▶ _Prompt_
Skip the pictures and repeat each line of the data exactly.

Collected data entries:

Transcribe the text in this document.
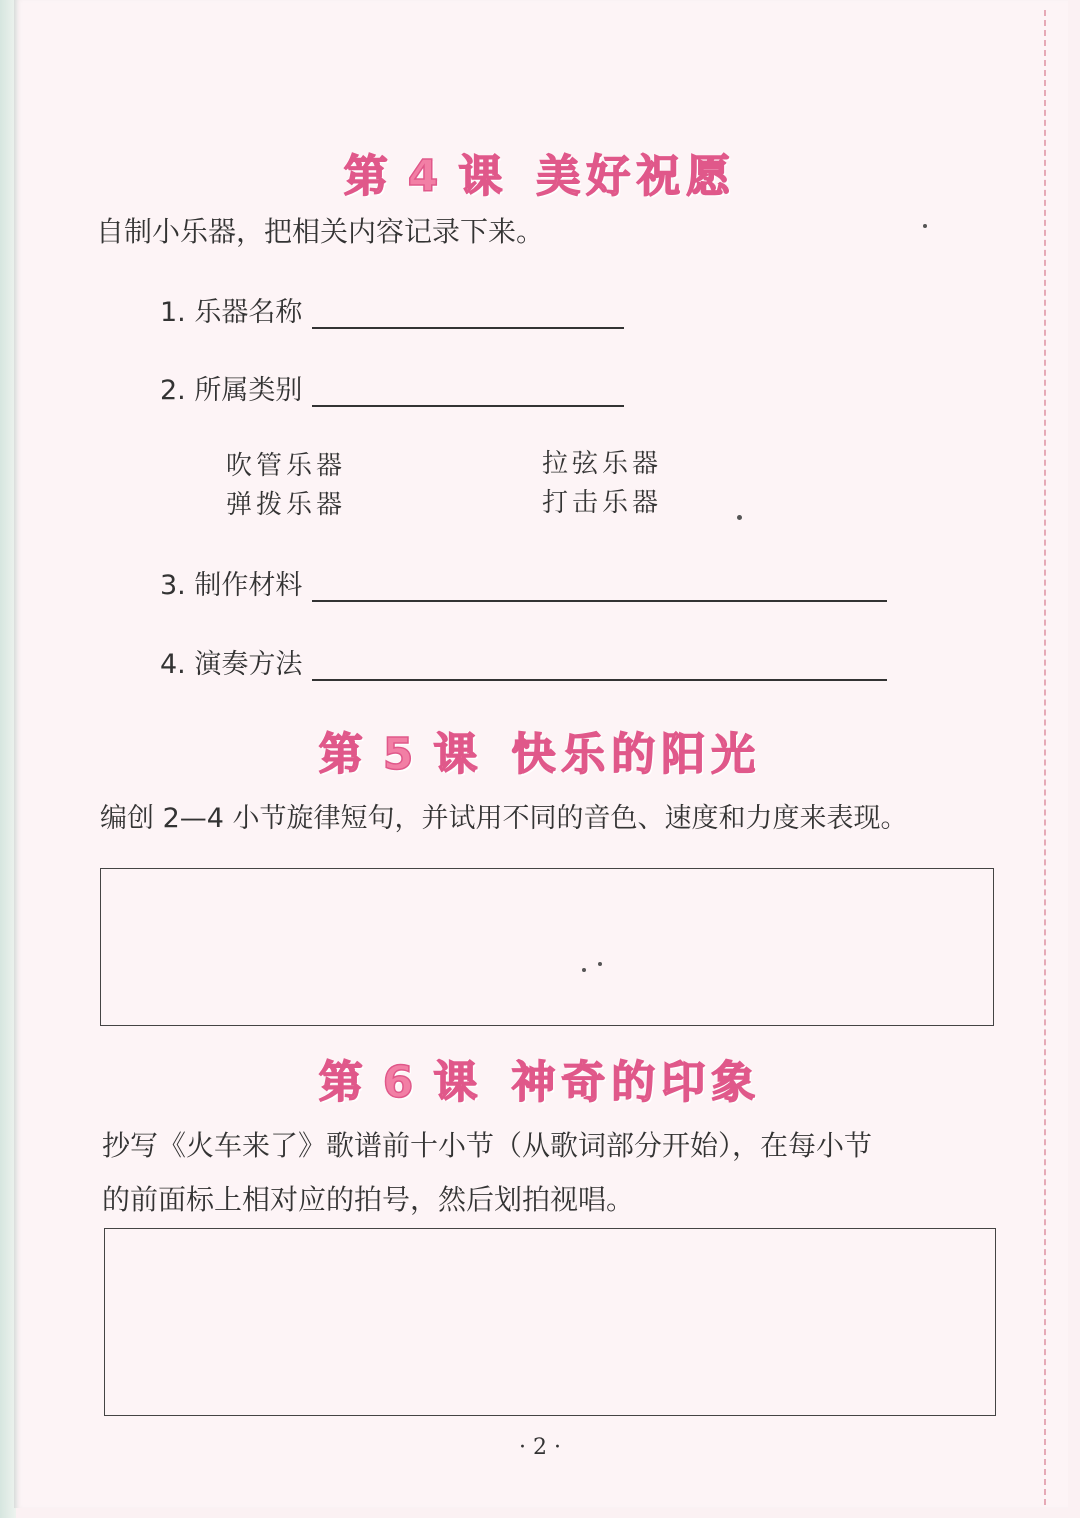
第 4 课 美好祝愿
自制小乐器，把相关内容记录下来。
1. 乐器名称
2. 所属类别
吹管乐器	拉弦乐器
弹拨乐器	打击乐器
3. 制作材料
4. 演奏方法
第 5 课 快乐的阳光
编创 2—4 小节旋律短句，并试用不同的音色、速度和力度来表现。
第 6 课 神奇的印象
抄写《火车来了》歌谱前十小节（从歌词部分开始），在每小节
的前面标上相对应的拍号，然后划拍视唱。
· 2 ·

▶ _Reply to the task_
Transcribe the text in this document.
第 4 课 美好祝愿
自制小乐器，把相关内容记录下来。
1. 乐器名称
2. 所属类别
吹管乐器	拉弦乐器
弹拨乐器	打击乐器
3. 制作材料
4. 演奏方法
第 5 课 快乐的阳光
编创 2—4 小节旋律短句，并试用不同的音色、速度和力度来表现。
第 6 课 神奇的印象
抄写《火车来了》歌谱前十小节（从歌词部分开始），在每小节
的前面标上相对应的拍号，然后划拍视唱。
· 2 ·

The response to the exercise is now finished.